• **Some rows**
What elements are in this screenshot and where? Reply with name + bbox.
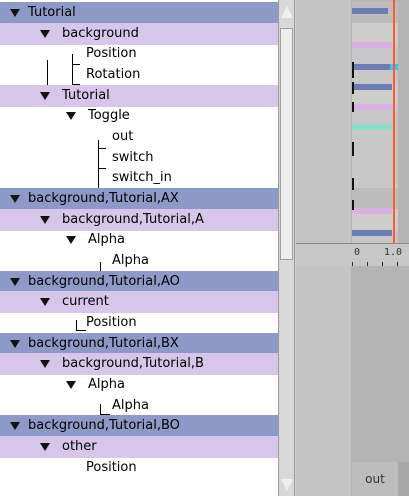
triangle-down-icon[interactable] [40,443,50,451]
keyframe-marker[interactable] [352,62,354,78]
timeline-track[interactable] [352,167,398,189]
tree-row[interactable]: background,Tutorial,AO [0,271,278,293]
tree-row-label: background [62,26,139,41]
tree-row[interactable]: Toggle [0,105,278,127]
triangle-down-icon[interactable] [40,30,50,38]
vertical-scrollbar[interactable] [278,0,295,496]
keyframe-segment[interactable] [352,104,392,110]
keyframe-segment[interactable] [352,124,392,130]
tree-row-label: other [62,439,97,454]
tree-row[interactable]: Position [0,43,278,65]
tree-row[interactable]: background,Tutorial,A [0,209,278,231]
triangle-down-icon[interactable] [10,278,20,286]
tree-row[interactable]: Tutorial [0,85,278,107]
arrow-down-icon[interactable] [281,479,293,491]
keyframe-segment[interactable] [352,208,392,214]
keyframe-segment[interactable] [352,84,392,90]
tree-row[interactable]: Alpha [0,229,278,251]
timeline-track[interactable] [352,147,398,169]
keyframe-segment[interactable] [352,64,392,70]
layer-tree: Tutorial background Position Rotation Tutori… [0,0,278,496]
tree-row-label: Tutorial [62,88,110,103]
keyframe-marker[interactable] [352,178,354,190]
triangle-down-icon[interactable] [66,381,76,389]
tree-row[interactable]: current [0,291,278,313]
tree-row[interactable]: switch [0,147,278,169]
tree-row-label: Alpha [112,398,149,413]
tree-row-label: Toggle [88,108,130,123]
timeline-track[interactable] [352,188,398,210]
tree-row[interactable]: Alpha [0,250,278,272]
keyframe-segment[interactable] [352,42,392,48]
keyframe-marker[interactable] [352,82,354,94]
tree-row[interactable]: Tutorial [0,2,278,24]
tree-row-label: Tutorial [28,5,76,20]
time-ruler[interactable]: 0 1.0 [296,243,409,266]
keyframe-segment[interactable] [352,230,392,236]
keyframe-marker[interactable] [352,102,354,112]
tree-row-label: background,Tutorial,BO [28,418,180,433]
triangle-down-icon[interactable] [40,360,50,368]
tree-row[interactable]: background,Tutorial,BX [0,333,278,355]
tree-row-label: out [112,129,134,144]
triangle-down-icon[interactable] [66,236,76,244]
keyframe-segment[interactable] [352,8,388,14]
tree-row-label: background,Tutorial,B [62,356,204,371]
ruler-tick [367,262,368,266]
ruler-tick [352,262,353,266]
tree-row-label: Rotation [86,67,141,82]
playhead-marker[interactable] [393,0,395,246]
keyframe-marker[interactable] [352,200,354,210]
tree-row-label: Alpha [88,232,125,247]
timeline-out-edge [398,462,409,496]
tree-row[interactable]: Alpha [0,395,278,417]
ruler-label: 0 [354,247,361,258]
tree-row[interactable]: background [0,23,278,45]
ruler-tick [382,262,383,266]
timeline-panel[interactable]: 0 1.0 out [296,0,409,496]
tree-row-label: background,Tutorial,AO [28,274,180,289]
arrow-up-icon[interactable] [281,6,293,18]
scrollbar-thumb[interactable] [280,28,293,260]
triangle-down-icon[interactable] [40,92,50,100]
triangle-down-icon[interactable] [10,9,20,17]
tree-row-label: Position [86,46,137,61]
tree-row[interactable]: background,Tutorial,AX [0,188,278,210]
tree-row-label: Alpha [112,253,149,268]
tree-row[interactable]: Alpha [0,374,278,396]
tree-row[interactable]: Rotation [0,64,278,86]
tree-row-label: switch_in [112,170,172,185]
tree-row[interactable]: background,Tutorial,BO [0,415,278,437]
tree-row[interactable]: other [0,436,278,458]
tree-row[interactable]: Position [0,312,278,334]
tree-row-label: Position [86,315,137,330]
tree-row[interactable]: switch_in [0,167,278,189]
triangle-down-icon[interactable] [40,216,50,224]
tree-row-label: background,Tutorial,BX [28,336,179,351]
tree-row-label: background,Tutorial,AX [28,191,179,206]
tree-row-label: Alpha [88,377,125,392]
triangle-down-icon[interactable] [10,195,20,203]
triangle-down-icon[interactable] [40,298,50,306]
tree-row-label: Position [86,460,137,475]
tree-row-label: background,Tutorial,A [62,212,204,227]
triangle-down-icon[interactable] [66,112,76,120]
tree-row-label: current [62,294,109,309]
tree-row[interactable]: background,Tutorial,B [0,353,278,375]
tree-row-label: switch [112,150,154,165]
triangle-down-icon[interactable] [10,340,20,348]
timeline-out-label: out [352,462,398,496]
ruler-label: 1.0 [384,247,403,258]
tree-row[interactable]: out [0,126,278,148]
ruler-tick [397,262,398,266]
triangle-down-icon[interactable] [10,422,20,430]
tree-row[interactable]: Position [0,457,278,479]
keyframe-marker[interactable] [352,142,354,156]
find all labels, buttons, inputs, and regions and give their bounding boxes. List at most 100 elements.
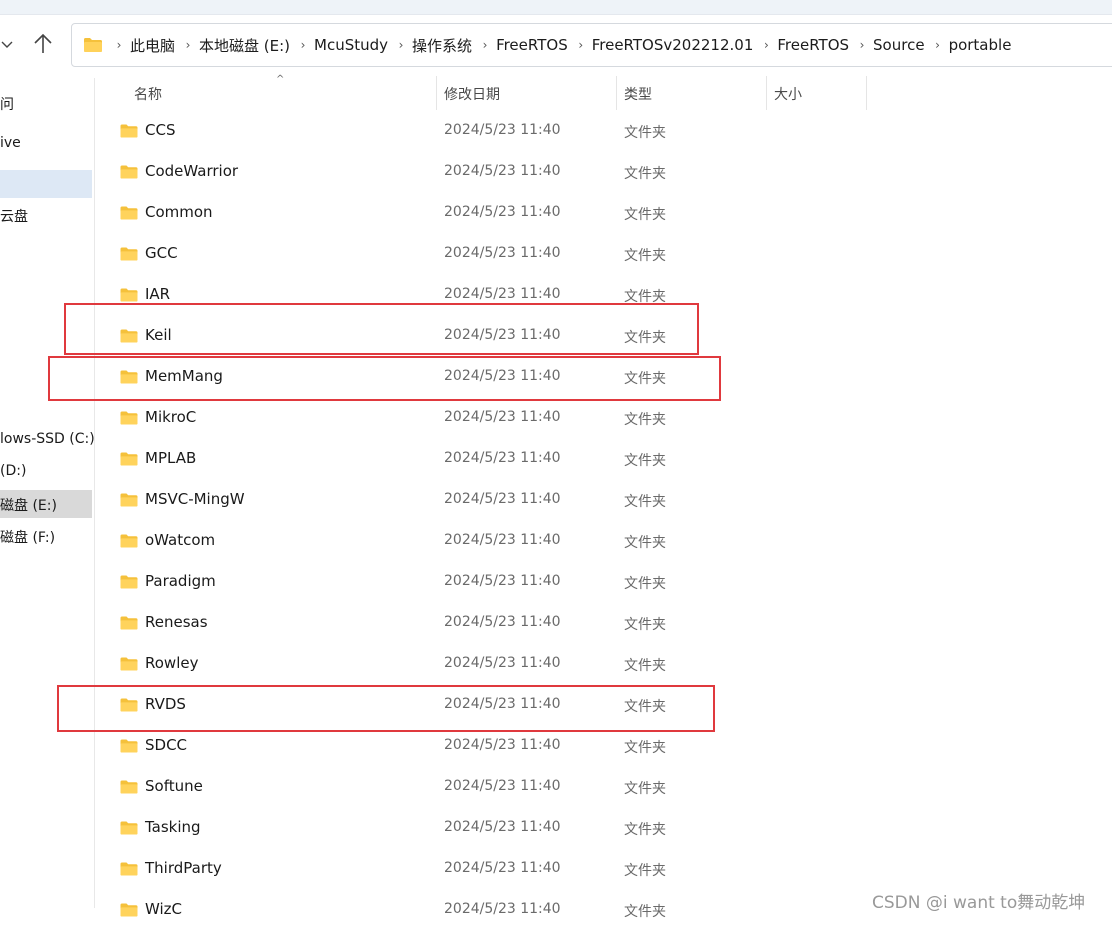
file-date: 2024/5/23 11:40 <box>444 450 561 466</box>
file-row[interactable]: Rowley 2024/5/23 11:40 文件夹 <box>100 643 870 684</box>
column-separator[interactable] <box>616 76 617 110</box>
file-name[interactable]: SDCC <box>145 736 187 754</box>
folder-icon <box>120 492 138 511</box>
file-type: 文件夹 <box>624 166 666 182</box>
file-name[interactable]: Paradigm <box>145 572 216 590</box>
file-name[interactable]: MemMang <box>145 367 223 385</box>
watermark: CSDN @i want to舞动乾坤 <box>872 893 1086 913</box>
file-name[interactable]: RVDS <box>145 695 186 713</box>
file-row[interactable]: Common 2024/5/23 11:40 文件夹 <box>100 192 870 233</box>
folder-icon <box>120 861 138 880</box>
file-name[interactable]: oWatcom <box>145 531 215 549</box>
chevron-right-icon[interactable]: › <box>851 38 873 52</box>
file-row[interactable]: Paradigm 2024/5/23 11:40 文件夹 <box>100 561 870 602</box>
file-name[interactable]: Tasking <box>145 818 201 836</box>
file-name[interactable]: GCC <box>145 244 178 262</box>
file-row[interactable]: Softune 2024/5/23 11:40 文件夹 <box>100 766 870 807</box>
sidebar-item-quick-access[interactable]: 问 <box>0 94 14 114</box>
file-name[interactable]: CCS <box>145 121 175 139</box>
column-header-date[interactable]: 修改日期 <box>444 84 500 104</box>
folder-icon <box>120 697 138 716</box>
chevron-down-icon[interactable] <box>0 34 14 54</box>
file-name[interactable]: MSVC-MingW <box>145 490 245 508</box>
file-type: 文件夹 <box>624 248 666 264</box>
sidebar-item-cloud-drive[interactable]: 云盘 <box>0 206 28 226</box>
chevron-right-icon[interactable]: › <box>108 38 130 52</box>
breadcrumb-item[interactable]: FreeRTOSv202212.01 <box>592 36 754 54</box>
breadcrumb-item[interactable]: portable <box>949 36 1012 54</box>
file-date: 2024/5/23 11:40 <box>444 286 561 302</box>
chevron-right-icon[interactable]: › <box>927 38 949 52</box>
sidebar-item-onedrive[interactable]: ive <box>0 135 21 151</box>
column-header-name[interactable]: 名称 <box>134 84 162 104</box>
file-date: 2024/5/23 11:40 <box>444 696 561 712</box>
file-row[interactable]: SDCC 2024/5/23 11:40 文件夹 <box>100 725 870 766</box>
column-header-size[interactable]: 大小 <box>774 84 802 104</box>
file-name[interactable]: Rowley <box>145 654 198 672</box>
breadcrumb-item[interactable]: FreeRTOS <box>496 36 568 54</box>
arrow-up-icon[interactable] <box>30 30 56 58</box>
file-date: 2024/5/23 11:40 <box>444 491 561 507</box>
file-name[interactable]: ThirdParty <box>145 859 222 877</box>
chevron-right-icon[interactable]: › <box>390 38 412 52</box>
file-type: 文件夹 <box>624 535 666 551</box>
file-name[interactable]: Renesas <box>145 613 208 631</box>
file-name[interactable]: Softune <box>145 777 203 795</box>
file-row[interactable]: ThirdParty 2024/5/23 11:40 文件夹 <box>100 848 870 889</box>
file-row[interactable]: IAR 2024/5/23 11:40 文件夹 <box>100 274 870 315</box>
column-separator[interactable] <box>866 76 867 110</box>
file-type: 文件夹 <box>624 453 666 469</box>
sidebar-item-drive-e[interactable]: 磁盘 (E:) <box>0 495 57 515</box>
breadcrumb-item[interactable]: 此电脑 <box>130 35 175 56</box>
breadcrumb-item[interactable]: McuStudy <box>314 36 388 54</box>
chevron-right-icon[interactable]: › <box>755 38 777 52</box>
file-row[interactable]: MemMang 2024/5/23 11:40 文件夹 <box>100 356 870 397</box>
file-type: 文件夹 <box>624 125 666 141</box>
column-header-type[interactable]: 类型 <box>624 84 652 104</box>
file-name[interactable]: WizC <box>145 900 182 918</box>
file-row[interactable]: MPLAB 2024/5/23 11:40 文件夹 <box>100 438 870 479</box>
sidebar-item-drive-c[interactable]: lows-SSD (C:) <box>0 431 95 447</box>
file-row[interactable]: GCC 2024/5/23 11:40 文件夹 <box>100 233 870 274</box>
breadcrumb-item[interactable]: 本地磁盘 (E:) <box>199 35 290 56</box>
chevron-right-icon[interactable]: › <box>570 38 592 52</box>
file-row[interactable]: CCS 2024/5/23 11:40 文件夹 <box>100 110 870 151</box>
file-name[interactable]: IAR <box>145 285 170 303</box>
sidebar-item-drive-f[interactable]: 磁盘 (F:) <box>0 527 55 547</box>
file-row[interactable]: CodeWarrior 2024/5/23 11:40 文件夹 <box>100 151 870 192</box>
file-name[interactable]: MPLAB <box>145 449 196 467</box>
column-separator[interactable] <box>436 76 437 110</box>
file-row[interactable]: Renesas 2024/5/23 11:40 文件夹 <box>100 602 870 643</box>
file-row[interactable]: oWatcom 2024/5/23 11:40 文件夹 <box>100 520 870 561</box>
chevron-right-icon[interactable]: › <box>292 38 314 52</box>
file-type: 文件夹 <box>624 412 666 428</box>
file-row[interactable]: MikroC 2024/5/23 11:40 文件夹 <box>100 397 870 438</box>
sidebar-item-drive-d[interactable]: (D:) <box>0 463 26 479</box>
file-row[interactable]: RVDS 2024/5/23 11:40 文件夹 <box>100 684 870 725</box>
file-name[interactable]: CodeWarrior <box>145 162 238 180</box>
file-name[interactable]: Common <box>145 203 213 221</box>
chevron-right-icon[interactable]: › <box>474 38 496 52</box>
file-date: 2024/5/23 11:40 <box>444 122 561 138</box>
folder-icon <box>120 820 138 839</box>
breadcrumb-item[interactable]: 操作系统 <box>412 35 472 56</box>
file-row[interactable]: Keil 2024/5/23 11:40 文件夹 <box>100 315 870 356</box>
file-row[interactable]: Tasking 2024/5/23 11:40 文件夹 <box>100 807 870 848</box>
pane-divider[interactable] <box>94 78 95 908</box>
column-separator[interactable] <box>766 76 767 110</box>
address-bar[interactable]: › 此电脑 › 本地磁盘 (E:) › McuStudy › 操作系统 › FreeRTOS › Fr… <box>71 23 1112 67</box>
folder-icon <box>120 328 138 347</box>
folder-icon <box>120 123 138 142</box>
file-type: 文件夹 <box>624 781 666 797</box>
chevron-right-icon[interactable]: › <box>177 38 199 52</box>
file-type: 文件夹 <box>624 576 666 592</box>
breadcrumb-item[interactable]: FreeRTOS <box>777 36 849 54</box>
sidebar-selection <box>0 170 92 198</box>
file-date: 2024/5/23 11:40 <box>444 778 561 794</box>
file-name[interactable]: Keil <box>145 326 172 344</box>
file-name[interactable]: MikroC <box>145 408 196 426</box>
file-row[interactable]: MSVC-MingW 2024/5/23 11:40 文件夹 <box>100 479 870 520</box>
file-row[interactable]: WizC 2024/5/23 11:40 文件夹 <box>100 889 870 930</box>
file-date: 2024/5/23 11:40 <box>444 573 561 589</box>
breadcrumb-item[interactable]: Source <box>873 36 925 54</box>
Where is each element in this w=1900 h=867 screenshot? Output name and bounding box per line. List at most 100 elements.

• **Stated goal**
Please copy out the rows verbatim, starting with the line containing "file-date: 2024/5/23 11:40 <box>444 450" and ending with the line containing "sidebar-item-quick-access[interactable]: 问 <box>0", both included.

• **Correct answer**
file-date: 2024/5/23 11:40 <box>444 450 561 466</box>
file-row[interactable]: Rowley 2024/5/23 11:40 文件夹 <box>100 643 870 684</box>
column-separator[interactable] <box>616 76 617 110</box>
file-name[interactable]: SDCC <box>145 736 187 754</box>
folder-icon <box>120 492 138 511</box>
file-type: 文件夹 <box>624 166 666 182</box>
file-name[interactable]: Paradigm <box>145 572 216 590</box>
file-name[interactable]: MemMang <box>145 367 223 385</box>
watermark: CSDN @i want to舞动乾坤 <box>872 893 1086 913</box>
file-name[interactable]: RVDS <box>145 695 186 713</box>
file-row[interactable]: Common 2024/5/23 11:40 文件夹 <box>100 192 870 233</box>
folder-icon <box>120 861 138 880</box>
file-name[interactable]: oWatcom <box>145 531 215 549</box>
chevron-right-icon[interactable]: › <box>851 38 873 52</box>
file-row[interactable]: Paradigm 2024/5/23 11:40 文件夹 <box>100 561 870 602</box>
file-name[interactable]: Tasking <box>145 818 201 836</box>
file-name[interactable]: GCC <box>145 244 178 262</box>
file-row[interactable]: Softune 2024/5/23 11:40 文件夹 <box>100 766 870 807</box>
sidebar-item-quick-access[interactable]: 问 <box>0 94 14 114</box>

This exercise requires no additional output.